**What the exercise asks:** Find the lines with "interaction" in them and copy them out.

■ ■ ■ ■ ■ ■ ■

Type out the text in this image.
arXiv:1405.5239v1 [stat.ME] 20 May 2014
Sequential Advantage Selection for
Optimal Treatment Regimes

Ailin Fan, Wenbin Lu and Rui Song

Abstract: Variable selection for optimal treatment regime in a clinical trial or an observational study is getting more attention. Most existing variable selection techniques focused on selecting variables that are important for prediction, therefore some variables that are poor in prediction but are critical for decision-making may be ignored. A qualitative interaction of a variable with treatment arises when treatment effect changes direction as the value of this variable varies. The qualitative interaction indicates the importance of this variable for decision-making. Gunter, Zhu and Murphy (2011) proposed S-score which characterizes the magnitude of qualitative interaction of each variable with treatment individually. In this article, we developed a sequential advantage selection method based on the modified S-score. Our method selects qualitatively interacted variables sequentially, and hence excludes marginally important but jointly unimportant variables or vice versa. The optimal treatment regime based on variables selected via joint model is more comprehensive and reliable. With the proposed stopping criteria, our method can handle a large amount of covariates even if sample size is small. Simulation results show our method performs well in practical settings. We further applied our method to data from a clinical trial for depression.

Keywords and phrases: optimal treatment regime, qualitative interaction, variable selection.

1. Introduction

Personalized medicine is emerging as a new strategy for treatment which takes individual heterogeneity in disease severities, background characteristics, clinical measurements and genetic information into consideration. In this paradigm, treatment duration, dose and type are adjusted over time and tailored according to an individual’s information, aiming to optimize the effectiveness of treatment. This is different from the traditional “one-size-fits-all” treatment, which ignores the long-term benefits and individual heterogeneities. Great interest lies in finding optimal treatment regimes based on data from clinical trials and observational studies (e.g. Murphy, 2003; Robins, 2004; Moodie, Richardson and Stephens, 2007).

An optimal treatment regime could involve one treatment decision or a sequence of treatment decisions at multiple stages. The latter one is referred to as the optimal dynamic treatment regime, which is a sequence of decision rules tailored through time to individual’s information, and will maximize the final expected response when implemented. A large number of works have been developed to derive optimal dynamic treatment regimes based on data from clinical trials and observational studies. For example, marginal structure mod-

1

■ ■ ■ ■ ■ ■ ■

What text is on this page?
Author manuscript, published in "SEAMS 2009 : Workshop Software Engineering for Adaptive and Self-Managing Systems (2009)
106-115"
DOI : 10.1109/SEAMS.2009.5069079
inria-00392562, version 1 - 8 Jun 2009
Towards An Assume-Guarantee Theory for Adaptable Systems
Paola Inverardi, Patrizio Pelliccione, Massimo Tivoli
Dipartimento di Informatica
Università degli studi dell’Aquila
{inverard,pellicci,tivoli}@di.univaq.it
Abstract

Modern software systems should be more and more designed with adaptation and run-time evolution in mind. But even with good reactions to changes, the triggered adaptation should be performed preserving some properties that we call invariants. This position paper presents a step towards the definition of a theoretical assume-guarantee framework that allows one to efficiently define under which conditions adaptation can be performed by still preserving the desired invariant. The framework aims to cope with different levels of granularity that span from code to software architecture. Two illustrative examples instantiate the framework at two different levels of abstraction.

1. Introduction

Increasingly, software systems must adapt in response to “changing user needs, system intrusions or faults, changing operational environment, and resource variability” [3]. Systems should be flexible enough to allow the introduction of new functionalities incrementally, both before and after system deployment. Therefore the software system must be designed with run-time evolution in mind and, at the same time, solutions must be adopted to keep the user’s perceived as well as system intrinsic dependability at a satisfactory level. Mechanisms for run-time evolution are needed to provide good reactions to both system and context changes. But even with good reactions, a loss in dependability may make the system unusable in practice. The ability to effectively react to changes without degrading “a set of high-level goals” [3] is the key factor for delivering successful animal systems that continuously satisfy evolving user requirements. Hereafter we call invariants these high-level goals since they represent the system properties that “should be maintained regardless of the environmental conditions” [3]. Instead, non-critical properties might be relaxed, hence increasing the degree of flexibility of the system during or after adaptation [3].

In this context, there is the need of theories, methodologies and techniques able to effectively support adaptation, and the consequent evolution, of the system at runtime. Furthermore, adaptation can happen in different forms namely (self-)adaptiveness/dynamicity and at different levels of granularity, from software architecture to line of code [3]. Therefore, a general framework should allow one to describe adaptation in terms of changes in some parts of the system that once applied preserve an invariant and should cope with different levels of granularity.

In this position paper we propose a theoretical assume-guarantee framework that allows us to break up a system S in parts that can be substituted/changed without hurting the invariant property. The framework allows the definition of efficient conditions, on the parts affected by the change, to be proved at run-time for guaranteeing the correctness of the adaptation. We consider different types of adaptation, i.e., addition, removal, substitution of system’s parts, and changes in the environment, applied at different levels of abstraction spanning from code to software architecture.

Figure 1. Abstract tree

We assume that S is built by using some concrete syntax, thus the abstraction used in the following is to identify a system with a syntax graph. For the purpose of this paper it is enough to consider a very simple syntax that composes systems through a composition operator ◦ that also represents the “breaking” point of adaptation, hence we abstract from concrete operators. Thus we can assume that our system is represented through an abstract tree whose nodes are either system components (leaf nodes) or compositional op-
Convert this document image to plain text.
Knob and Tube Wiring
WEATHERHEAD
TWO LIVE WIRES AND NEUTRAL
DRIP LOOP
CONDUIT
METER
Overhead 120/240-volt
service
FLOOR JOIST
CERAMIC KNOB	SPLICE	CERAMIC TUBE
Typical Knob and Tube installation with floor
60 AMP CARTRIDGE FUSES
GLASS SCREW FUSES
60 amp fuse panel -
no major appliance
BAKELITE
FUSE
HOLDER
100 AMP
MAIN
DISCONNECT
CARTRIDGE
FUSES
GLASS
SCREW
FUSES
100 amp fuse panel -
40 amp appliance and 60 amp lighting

■ ■ ■ ■ ■ ■ ■

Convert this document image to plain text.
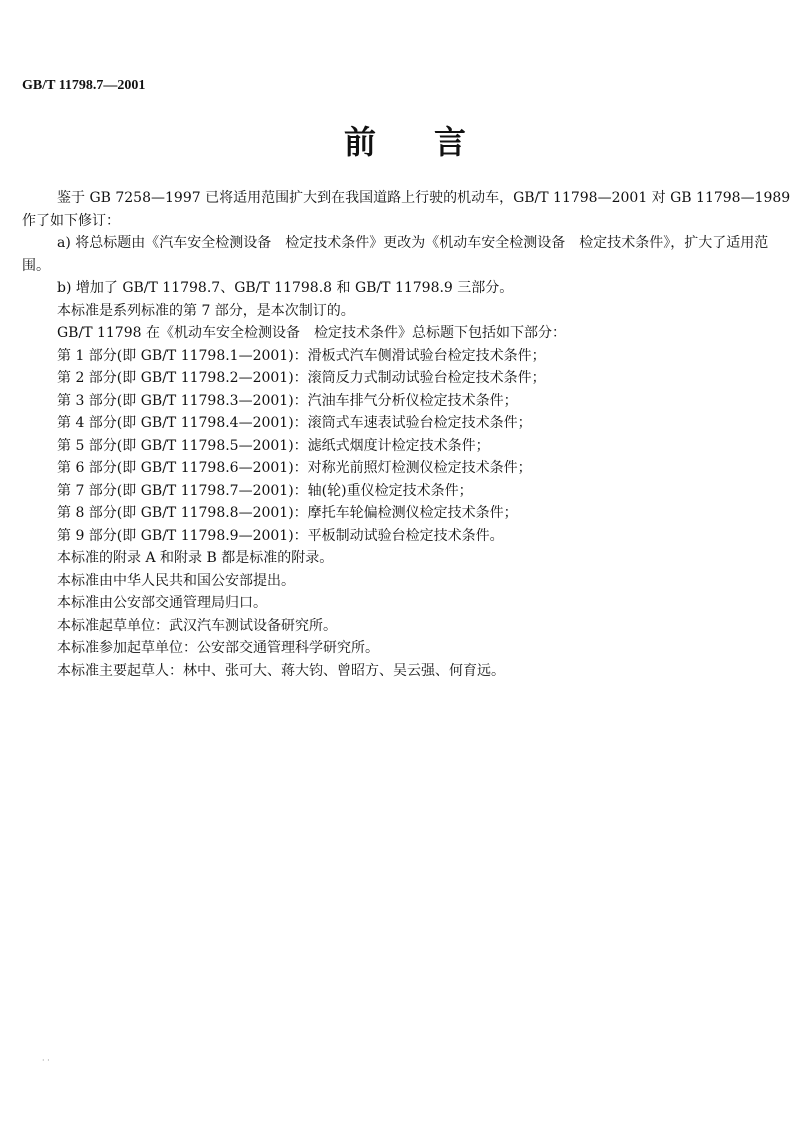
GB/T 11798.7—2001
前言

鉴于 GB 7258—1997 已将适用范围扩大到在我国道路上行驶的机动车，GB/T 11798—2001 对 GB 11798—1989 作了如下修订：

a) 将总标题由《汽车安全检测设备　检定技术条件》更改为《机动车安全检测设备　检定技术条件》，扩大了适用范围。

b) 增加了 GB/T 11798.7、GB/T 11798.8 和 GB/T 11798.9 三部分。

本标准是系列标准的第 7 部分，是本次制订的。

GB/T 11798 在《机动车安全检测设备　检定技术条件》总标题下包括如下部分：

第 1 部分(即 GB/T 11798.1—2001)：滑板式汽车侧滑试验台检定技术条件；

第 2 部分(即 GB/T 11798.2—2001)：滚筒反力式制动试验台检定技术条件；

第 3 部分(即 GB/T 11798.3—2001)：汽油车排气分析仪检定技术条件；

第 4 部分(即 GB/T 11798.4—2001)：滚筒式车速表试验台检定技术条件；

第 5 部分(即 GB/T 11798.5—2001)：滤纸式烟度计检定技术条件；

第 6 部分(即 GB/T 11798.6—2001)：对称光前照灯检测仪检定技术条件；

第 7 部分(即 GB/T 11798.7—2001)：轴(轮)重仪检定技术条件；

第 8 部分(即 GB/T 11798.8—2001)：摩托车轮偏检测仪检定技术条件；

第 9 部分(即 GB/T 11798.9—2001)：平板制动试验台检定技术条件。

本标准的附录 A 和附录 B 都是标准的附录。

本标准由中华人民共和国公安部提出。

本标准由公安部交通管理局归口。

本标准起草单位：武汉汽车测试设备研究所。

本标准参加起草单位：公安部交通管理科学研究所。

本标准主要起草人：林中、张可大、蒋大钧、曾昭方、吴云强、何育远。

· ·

■ ■ ■ ■ ■ ■ ■

**Task output:**
Abstract: Variable selection for optimal treatment regime in a clinical trial or an observational study is getting more attention. Most existing variable selection techniques focused on selecting variables that are important for prediction, therefore some variables that are poor in prediction but are critical for decision-making may be ignored. A qualitative interaction of a variable with treatment arises when treatment effect changes direction as the value of this variable varies. The qualitative interaction indicates the importance of this variable for decision-making. Gunter, Zhu and Murphy (2011) proposed S-score which characterizes the magnitude of qualitative interaction of each variable with treatment individually. In this article, we developed a sequential advantage selection method based on the modified S-score. Our method selects qualitatively interacted variables sequentially, and hence excludes marginally important but jointly unimportant variables or vice versa. The optimal treatment regime based on variables selected via joint model is more comprehensive and reliable. With the proposed stopping criteria, our method can handle a large amount of covariates even if sample size is small. Simulation results show our method performs well in practical settings. We further applied our method to data from a clinical trial for depression.
Keywords and phrases: optimal treatment regime, qualitative interaction, variable selection.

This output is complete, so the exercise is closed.